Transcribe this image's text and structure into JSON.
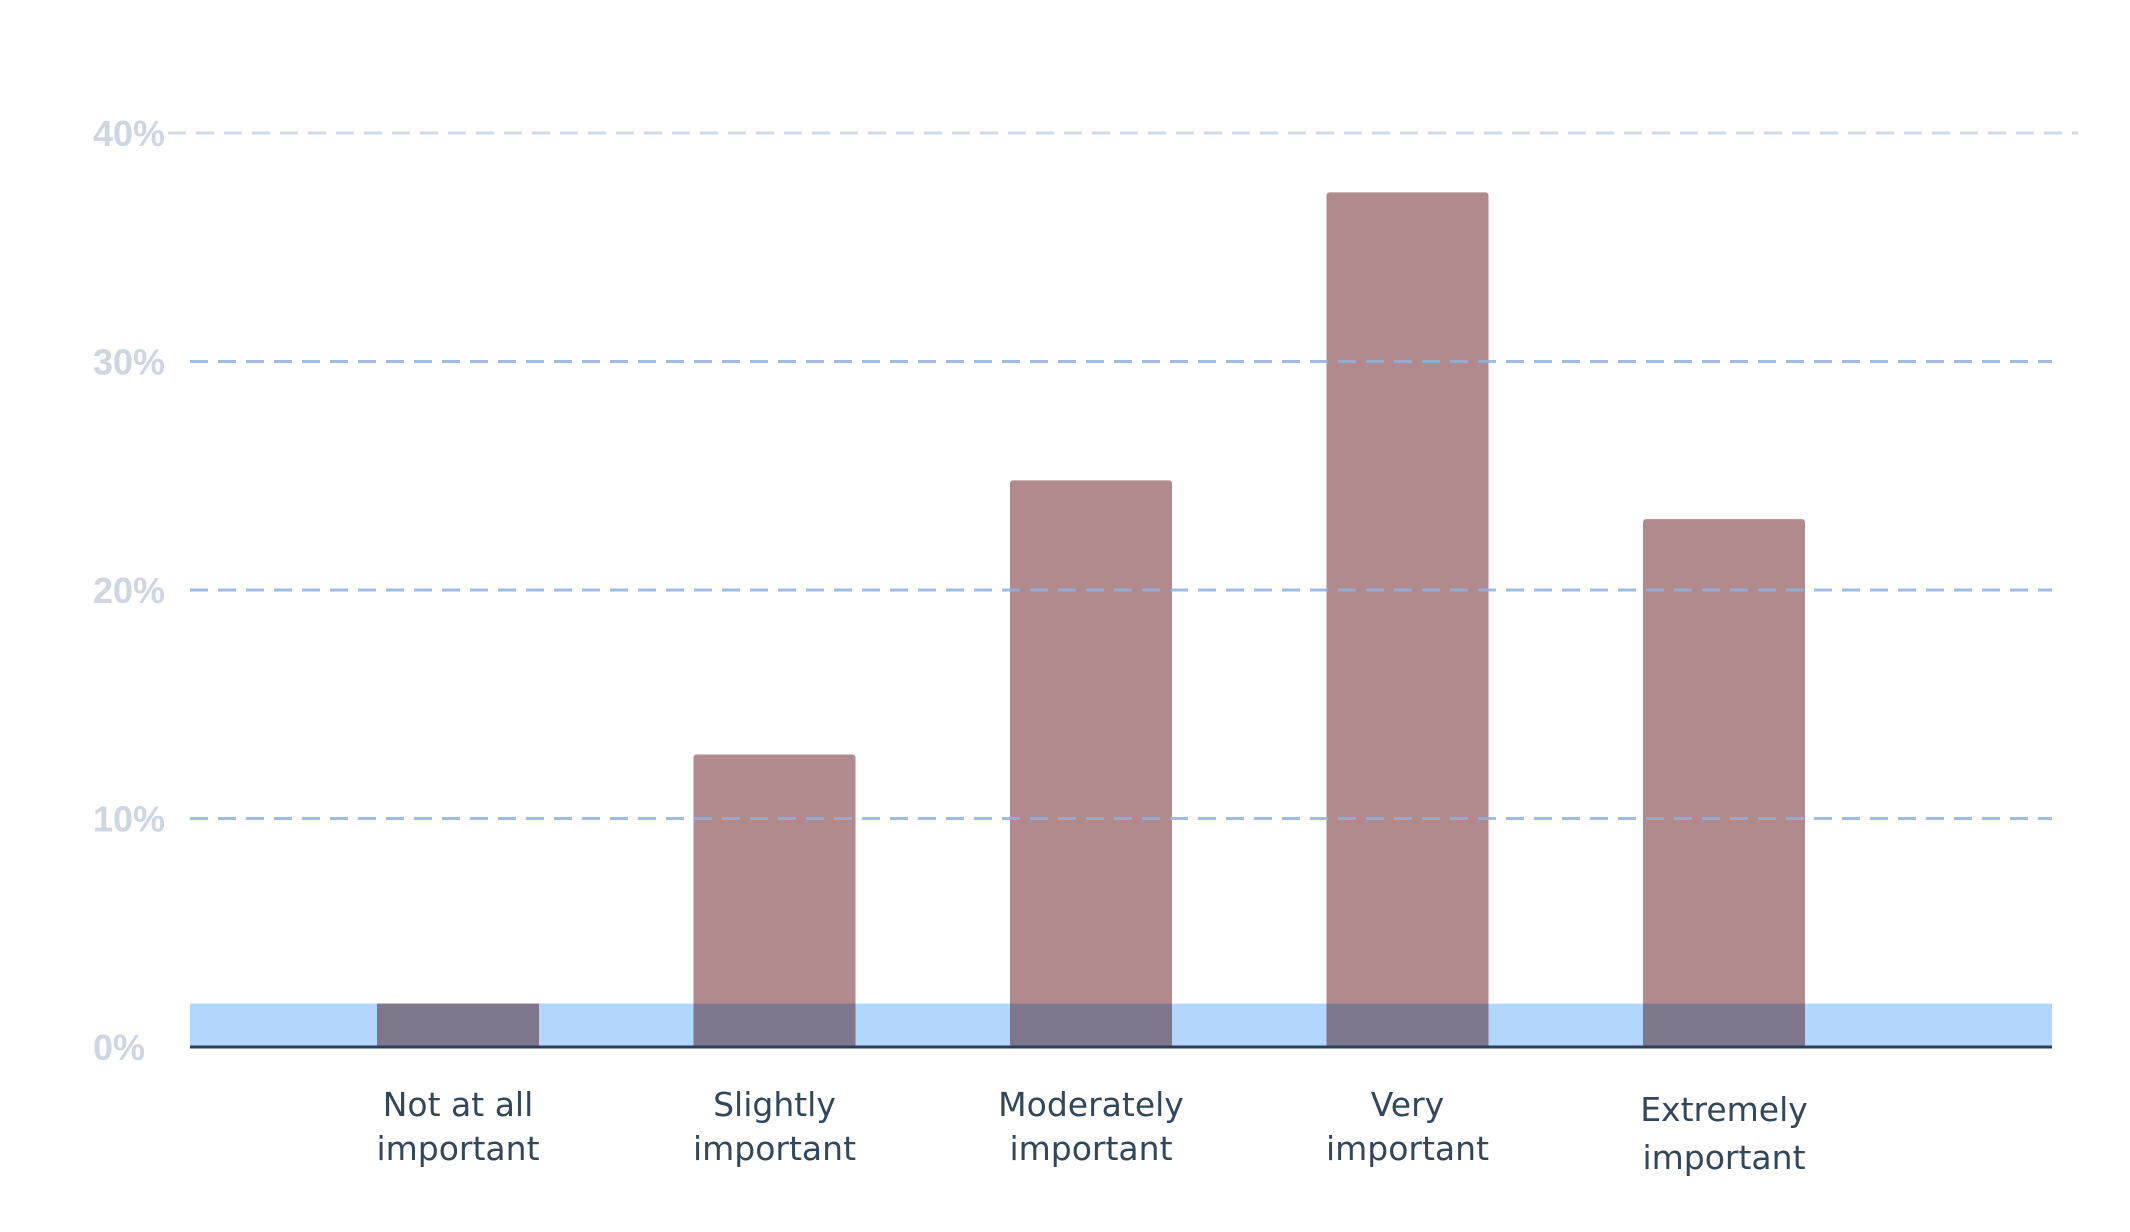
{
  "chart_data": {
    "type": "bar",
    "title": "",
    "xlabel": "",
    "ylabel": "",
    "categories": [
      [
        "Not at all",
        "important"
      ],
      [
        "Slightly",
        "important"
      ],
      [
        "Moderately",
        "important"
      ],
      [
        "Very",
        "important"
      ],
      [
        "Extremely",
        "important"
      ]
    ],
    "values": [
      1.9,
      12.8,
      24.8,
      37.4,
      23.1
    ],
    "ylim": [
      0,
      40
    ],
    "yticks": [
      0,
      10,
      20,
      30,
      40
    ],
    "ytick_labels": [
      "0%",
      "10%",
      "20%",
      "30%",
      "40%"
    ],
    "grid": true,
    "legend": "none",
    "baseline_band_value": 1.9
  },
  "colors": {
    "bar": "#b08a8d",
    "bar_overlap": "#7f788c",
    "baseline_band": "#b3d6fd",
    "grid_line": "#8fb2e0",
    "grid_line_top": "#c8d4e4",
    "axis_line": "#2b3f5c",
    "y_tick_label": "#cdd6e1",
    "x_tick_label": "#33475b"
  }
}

* * *

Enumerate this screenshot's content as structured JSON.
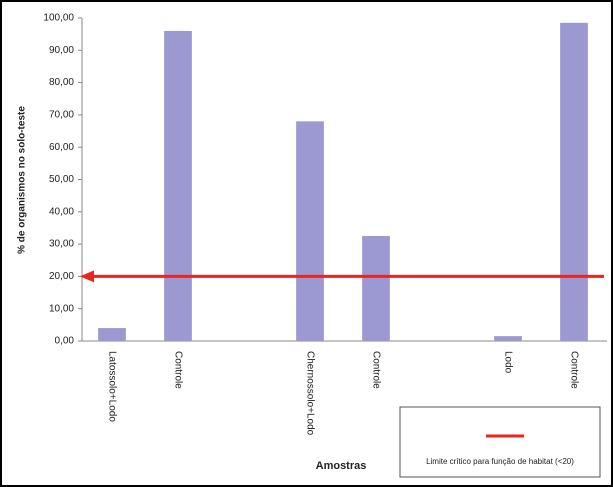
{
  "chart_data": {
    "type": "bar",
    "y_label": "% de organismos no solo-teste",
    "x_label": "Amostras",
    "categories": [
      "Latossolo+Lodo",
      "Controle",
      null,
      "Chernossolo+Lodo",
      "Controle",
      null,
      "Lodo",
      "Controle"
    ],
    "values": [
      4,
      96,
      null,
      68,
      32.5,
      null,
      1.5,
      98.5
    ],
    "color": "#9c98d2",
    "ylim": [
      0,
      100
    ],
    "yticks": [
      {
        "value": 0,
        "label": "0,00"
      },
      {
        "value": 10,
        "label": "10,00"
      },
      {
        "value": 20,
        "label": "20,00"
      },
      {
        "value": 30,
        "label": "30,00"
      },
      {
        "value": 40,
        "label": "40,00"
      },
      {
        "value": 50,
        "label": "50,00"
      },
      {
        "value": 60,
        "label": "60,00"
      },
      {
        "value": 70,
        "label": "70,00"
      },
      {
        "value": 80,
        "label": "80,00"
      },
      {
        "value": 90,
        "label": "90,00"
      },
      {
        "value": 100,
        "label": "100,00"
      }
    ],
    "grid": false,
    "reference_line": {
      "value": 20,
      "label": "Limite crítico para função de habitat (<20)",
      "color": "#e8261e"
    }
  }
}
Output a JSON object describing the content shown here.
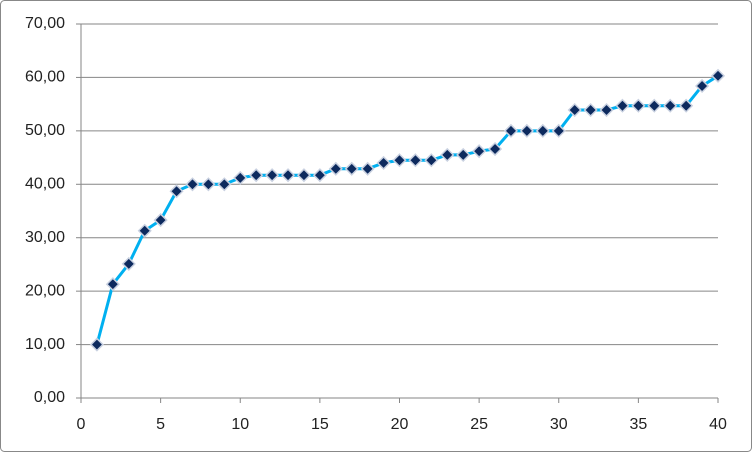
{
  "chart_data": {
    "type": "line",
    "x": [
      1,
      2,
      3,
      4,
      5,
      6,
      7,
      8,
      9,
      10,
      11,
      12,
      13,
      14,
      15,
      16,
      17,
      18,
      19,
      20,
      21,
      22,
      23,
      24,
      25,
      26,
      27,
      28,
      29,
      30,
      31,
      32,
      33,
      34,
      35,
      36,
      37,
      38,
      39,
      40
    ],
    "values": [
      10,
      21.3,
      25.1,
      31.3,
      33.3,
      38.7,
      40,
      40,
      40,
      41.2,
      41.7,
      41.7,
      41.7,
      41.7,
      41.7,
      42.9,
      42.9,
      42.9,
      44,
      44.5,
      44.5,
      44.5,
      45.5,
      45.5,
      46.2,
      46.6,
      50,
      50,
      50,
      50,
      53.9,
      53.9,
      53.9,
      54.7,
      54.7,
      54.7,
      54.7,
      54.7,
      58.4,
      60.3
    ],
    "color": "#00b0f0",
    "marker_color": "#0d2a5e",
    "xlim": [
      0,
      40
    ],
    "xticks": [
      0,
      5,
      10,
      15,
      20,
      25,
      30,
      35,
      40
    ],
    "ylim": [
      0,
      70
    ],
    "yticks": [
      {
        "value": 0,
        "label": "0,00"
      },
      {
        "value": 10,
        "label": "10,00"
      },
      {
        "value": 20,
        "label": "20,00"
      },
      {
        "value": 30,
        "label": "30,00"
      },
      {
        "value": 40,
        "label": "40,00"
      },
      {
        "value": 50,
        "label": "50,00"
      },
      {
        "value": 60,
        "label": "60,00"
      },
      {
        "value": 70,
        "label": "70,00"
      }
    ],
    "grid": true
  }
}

# Stated goal:
Pull out every line of the records that includes the string "this".

# Task response:
Transcribe this image's text and structure into JSON.
Enumerate this screenshot's content as structured JSON.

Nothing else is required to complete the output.